_TEXT BLOCK_:
An interesting attempt at linking Plato’s Atlantis story with the Valley of Mexico can be found on the Internet(a) in an article by Ed Ziomek that looks at possible links between the Old World and the Americas 5,000 years before Columbus.

In Frank Joseph’s Discovering the Mysteries of Ancient America [934.217] a chapter by Kenneth Caroli has offered evidence that Olmec Mexico was the Land of Punt in Egyptian legend.

Dustin Kolb is a German researcher who has opted for a Mexican location for Atlantis(h). Somehow or other he arrived at the conclusion that Plato’s description of Atlantis could only have been a reference to America. He then ‘reasoned’ that since the capital of Atlantis was in the middle of Plato’s island, this must have been a reference to Central America! Moving steadily along, he next decided that the concentric rings of the Atlantean capital could only have been an impact crater. He finally settled on the region of Lake Texcoco in the Valley of Mexico as the original home of Atlantis.

Clyde Winters has published his views that the Olmecs were descendants of Atlanteans who came from Libya in North Africa.   However, another Afrocentrist Paul Barton claims(c) that the Olmecs came from the Mende people of West Africa who are now one of the principal ethnic groups of Sierra Leone.

_INSTRUCTIONS_:
**1)** In the passage on Atlantis theories about Mexico, which people does Paul Barton say the Olmecs came from?
**2)** Pick up the passage on Atlantis theories about Mexico after its final sentence and keep writing.

_AVAILABLE DATA_:
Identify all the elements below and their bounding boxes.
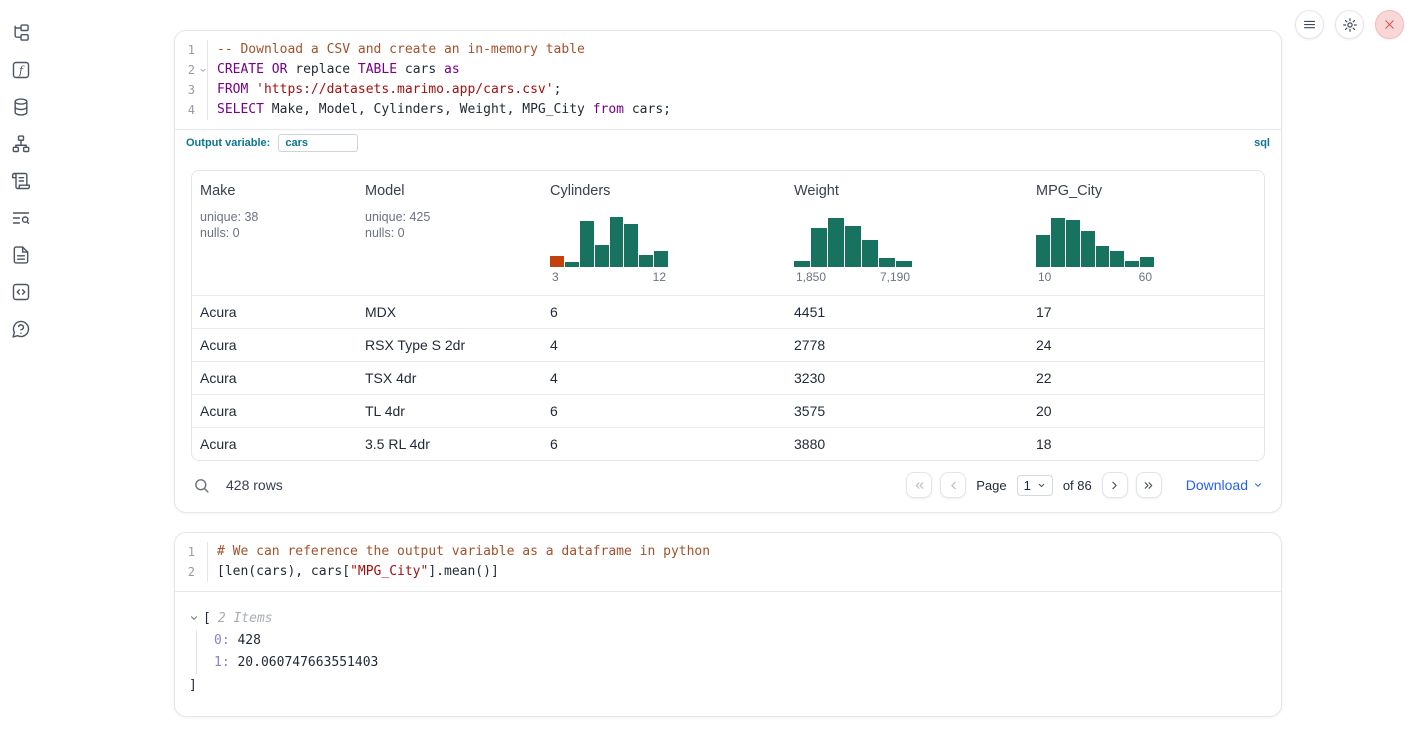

_TASK RESULTS_:
**1)** The Mende people of West Africa.

**2)**
Philip Gardiner has written a short article(g) in which he suggests America held the land of Atlantis, being the only large landmass beyond Gibraltar, where he believes Plato’s ‘Pillars of Heracles’ were located. Based on several factors including linguistics, he favours Mexico as the location of Plato’s lost land!(f)

A Mexican engineer, Eduardo Robles y Gutierrez, while working in Vera Cruz, discovered the foundations of an ancient city about 30 miles from the coast, in and near what is now the jungle-covered region of San Lorenzo Tenochtitlán. He has identified that ancient city, with its concentric channels lined with high banks, as had Plato’s Atlantis. The site had been pillaged by the Spanish who consigned considerable treasure back to Spain. His investigations were also published in Mexico as La Atlántida Está en México [480].

The fact that many Mexican placenames begin with ‘atl’ has prompted a number of commentators to erroneously assume a connection with ‘atl’antis.

A Mexican website(b) informs us that there is a village called ‘Atlantis’ in the Municipality of Cacahoatán (State of Chiapas). It has 8 people and is at a height of 550 meters.

In 2015, Leonard Wolf published a lengthy paper(i)  on the Graham Hancock website in which he endeavours to demonstrate that off the northern coast of Mexico’s Yucatan Peninsula lie the remains of Atlantis. He uses a mixture of Google Earth imagery, an unidentified coin linked to Stonehenge, Tarot cards and much more all bound together with unbridled speculation.

>In March 2024, my attention was drawn to an undated paper on the Academia website written under the pseudonym of ‘The Mumble’ and titled Mexico City & the Site of Atlantis(j). Its basic contention is that the Olmecs were originally Hyksos, who ruled an empire stretching from America to India! Unfortunately, real evidence is in short supply here to support this wild hypothesis. The paper is full of misquotations and other inaccuracies that are offered throughout.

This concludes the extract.